[Extracted data entries]
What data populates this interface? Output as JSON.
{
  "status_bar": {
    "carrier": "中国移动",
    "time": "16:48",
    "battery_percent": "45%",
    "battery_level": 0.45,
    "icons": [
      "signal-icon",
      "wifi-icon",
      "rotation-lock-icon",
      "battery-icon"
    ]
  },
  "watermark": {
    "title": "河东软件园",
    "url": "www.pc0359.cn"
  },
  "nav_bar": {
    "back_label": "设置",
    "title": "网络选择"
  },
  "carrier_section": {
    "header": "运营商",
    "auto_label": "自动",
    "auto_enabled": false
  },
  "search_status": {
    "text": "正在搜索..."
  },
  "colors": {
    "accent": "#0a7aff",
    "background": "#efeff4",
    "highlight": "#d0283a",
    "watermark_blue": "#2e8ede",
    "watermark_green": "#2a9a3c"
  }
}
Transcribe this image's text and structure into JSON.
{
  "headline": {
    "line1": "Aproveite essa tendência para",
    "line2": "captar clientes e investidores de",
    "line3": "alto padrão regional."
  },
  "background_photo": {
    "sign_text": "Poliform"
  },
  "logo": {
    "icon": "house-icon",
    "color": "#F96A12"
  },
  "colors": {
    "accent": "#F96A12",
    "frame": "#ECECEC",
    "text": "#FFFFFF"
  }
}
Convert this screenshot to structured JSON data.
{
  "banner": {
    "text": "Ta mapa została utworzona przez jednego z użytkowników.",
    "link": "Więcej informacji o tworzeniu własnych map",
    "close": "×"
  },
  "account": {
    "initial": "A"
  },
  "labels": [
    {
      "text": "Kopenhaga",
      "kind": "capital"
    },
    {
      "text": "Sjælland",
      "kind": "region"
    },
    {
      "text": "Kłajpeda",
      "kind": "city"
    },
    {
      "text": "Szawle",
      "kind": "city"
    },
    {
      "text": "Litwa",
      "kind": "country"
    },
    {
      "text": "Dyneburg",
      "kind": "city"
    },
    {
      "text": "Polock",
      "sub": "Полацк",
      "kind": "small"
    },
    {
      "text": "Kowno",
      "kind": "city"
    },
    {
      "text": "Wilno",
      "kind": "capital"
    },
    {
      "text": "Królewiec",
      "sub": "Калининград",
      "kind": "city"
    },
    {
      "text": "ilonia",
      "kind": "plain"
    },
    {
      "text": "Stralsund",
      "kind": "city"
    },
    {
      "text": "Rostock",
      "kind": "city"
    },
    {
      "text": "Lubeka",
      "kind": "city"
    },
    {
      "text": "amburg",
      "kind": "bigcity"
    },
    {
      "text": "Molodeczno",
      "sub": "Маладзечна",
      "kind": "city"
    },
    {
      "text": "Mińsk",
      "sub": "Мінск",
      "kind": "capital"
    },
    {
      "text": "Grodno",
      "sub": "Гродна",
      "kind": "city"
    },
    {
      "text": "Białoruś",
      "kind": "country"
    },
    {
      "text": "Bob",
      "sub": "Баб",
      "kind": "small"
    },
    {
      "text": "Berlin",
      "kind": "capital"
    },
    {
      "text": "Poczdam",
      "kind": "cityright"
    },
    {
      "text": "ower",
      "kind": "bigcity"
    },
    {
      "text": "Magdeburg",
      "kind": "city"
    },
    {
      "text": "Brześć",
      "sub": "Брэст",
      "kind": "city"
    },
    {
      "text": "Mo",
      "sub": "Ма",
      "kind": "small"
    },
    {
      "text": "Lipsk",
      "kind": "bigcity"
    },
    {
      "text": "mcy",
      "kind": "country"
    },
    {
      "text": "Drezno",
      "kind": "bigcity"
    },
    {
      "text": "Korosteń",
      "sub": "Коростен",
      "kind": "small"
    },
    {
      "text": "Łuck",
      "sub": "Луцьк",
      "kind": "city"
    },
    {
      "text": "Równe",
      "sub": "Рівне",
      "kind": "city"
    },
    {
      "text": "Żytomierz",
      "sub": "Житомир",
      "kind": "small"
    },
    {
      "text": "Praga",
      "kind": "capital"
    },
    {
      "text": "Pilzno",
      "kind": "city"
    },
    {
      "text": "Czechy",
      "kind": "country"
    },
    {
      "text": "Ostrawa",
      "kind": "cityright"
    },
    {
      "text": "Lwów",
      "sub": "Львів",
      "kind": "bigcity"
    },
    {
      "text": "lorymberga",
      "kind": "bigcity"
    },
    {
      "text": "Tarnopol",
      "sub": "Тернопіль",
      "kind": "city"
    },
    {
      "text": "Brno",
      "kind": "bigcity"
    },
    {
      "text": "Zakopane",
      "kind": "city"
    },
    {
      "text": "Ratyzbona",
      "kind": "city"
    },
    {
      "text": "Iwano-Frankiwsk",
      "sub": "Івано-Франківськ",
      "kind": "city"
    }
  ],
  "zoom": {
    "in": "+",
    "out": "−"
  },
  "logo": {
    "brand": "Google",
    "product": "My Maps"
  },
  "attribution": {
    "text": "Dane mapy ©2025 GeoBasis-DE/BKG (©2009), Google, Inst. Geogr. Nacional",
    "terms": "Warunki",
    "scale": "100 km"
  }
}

§ Directions for this task
Recopy all the lines exactly as they appear.

§ Answer to the problem
What data populates this interface? Output as JSON.
{
  "status_bar": {
    "carrier": "中国移动",
    "time": "16:48",
    "battery_percent": "45%",
    "battery_level": 0.45,
    "icons": [
      "signal-icon",
      "wifi-icon",
      "rotation-lock-icon",
      "battery-icon"
    ]
  },
  "watermark": {
    "title": "河东软件园",
    "url": "www.pc0359.cn"
  },
  "nav_bar": {
    "back_label": "设置",
    "title": "网络选择"
  },
  "carrier_section": {
    "header": "运营商",
    "auto_label": "自动",
    "auto_enabled": false
  },
  "search_status": {
    "text": "正在搜索..."
  },
  "colors": {
    "accent": "#0a7aff",
    "background": "#efeff4",
    "highlight": "#d0283a",
    "watermark_blue": "#2e8ede",
    "watermark_green": "#2a9a3c"
  }
}
Transcribe this image's text and structure into JSON.
{
  "headline": {
    "line1": "Aproveite essa tendência para",
    "line2": "captar clientes e investidores de",
    "line3": "alto padrão regional."
  },
  "background_photo": {
    "sign_text": "Poliform"
  },
  "logo": {
    "icon": "house-icon",
    "color": "#F96A12"
  },
  "colors": {
    "accent": "#F96A12",
    "frame": "#ECECEC",
    "text": "#FFFFFF"
  }
}
Convert this screenshot to structured JSON data.
{
  "banner": {
    "text": "Ta mapa została utworzona przez jednego z użytkowników.",
    "link": "Więcej informacji o tworzeniu własnych map",
    "close": "×"
  },
  "account": {
    "initial": "A"
  },
  "labels": [
    {
      "text": "Kopenhaga",
      "kind": "capital"
    },
    {
      "text": "Sjælland",
      "kind": "region"
    },
    {
      "text": "Kłajpeda",
      "kind": "city"
    },
    {
      "text": "Szawle",
      "kind": "city"
    },
    {
      "text": "Litwa",
      "kind": "country"
    },
    {
      "text": "Dyneburg",
      "kind": "city"
    },
    {
      "text": "Polock",
      "sub": "Полацк",
      "kind": "small"
    },
    {
      "text": "Kowno",
      "kind": "city"
    },
    {
      "text": "Wilno",
      "kind": "capital"
    },
    {
      "text": "Królewiec",
      "sub": "Калининград",
      "kind": "city"
    },
    {
      "text": "ilonia",
      "kind": "plain"
    },
    {
      "text": "Stralsund",
      "kind": "city"
    },
    {
      "text": "Rostock",
      "kind": "city"
    },
    {
      "text": "Lubeka",
      "kind": "city"
    },
    {
      "text": "amburg",
      "kind": "bigcity"
    },
    {
      "text": "Molodeczno",
      "sub": "Маладзечна",
      "kind": "city"
    },
    {
      "text": "Mińsk",
      "sub": "Мінск",
      "kind": "capital"
    },
    {
      "text": "Grodno",
      "sub": "Гродна",
      "kind": "city"
    },
    {
      "text": "Białoruś",
      "kind": "country"
    },
    {
      "text": "Bob",
      "sub": "Баб",
      "kind": "small"
    },
    {
      "text": "Berlin",
      "kind": "capital"
    },
    {
      "text": "Poczdam",
      "kind": "cityright"
    },
    {
      "text": "ower",
      "kind": "bigcity"
    },
    {
      "text": "Magdeburg",
      "kind": "city"
    },
    {
      "text": "Brześć",
      "sub": "Брэст",
      "kind": "city"
    },
    {
      "text": "Mo",
      "sub": "Ма",
      "kind": "small"
    },
    {
      "text": "Lipsk",
      "kind": "bigcity"
    },
    {
      "text": "mcy",
      "kind": "country"
    },
    {
      "text": "Drezno",
      "kind": "bigcity"
    },
    {
      "text": "Korosteń",
      "sub": "Коростен",
      "kind": "small"
    },
    {
      "text": "Łuck",
      "sub": "Луцьк",
      "kind": "city"
    },
    {
      "text": "Równe",
      "sub": "Рівне",
      "kind": "city"
    },
    {
      "text": "Żytomierz",
      "sub": "Житомир",
      "kind": "small"
    },
    {
      "text": "Praga",
      "kind": "capital"
    },
    {
      "text": "Pilzno",
      "kind": "city"
    },
    {
      "text": "Czechy",
      "kind": "country"
    },
    {
      "text": "Ostrawa",
      "kind": "cityright"
    },
    {
      "text": "Lwów",
      "sub": "Львів",
      "kind": "bigcity"
    },
    {
      "text": "lorymberga",
      "kind": "bigcity"
    },
    {
      "text": "Tarnopol",
      "sub": "Тернопіль",
      "kind": "city"
    },
    {
      "text": "Brno",
      "kind": "bigcity"
    },
    {
      "text": "Zakopane",
      "kind": "city"
    },
    {
      "text": "Ratyzbona",
      "kind": "city"
    },
    {
      "text": "Iwano-Frankiwsk",
      "sub": "Івано-Франківськ",
      "kind": "city"
    }
  ],
  "zoom": {
    "in": "+",
    "out": "−"
  },
  "logo": {
    "brand": "Google",
    "product": "My Maps"
  },
  "attribution": {
    "text": "Dane mapy ©2025 GeoBasis-DE/BKG (©2009), Google, Inst. Geogr. Nacional",
    "terms": "Warunki",
    "scale": "100 km"
  }
}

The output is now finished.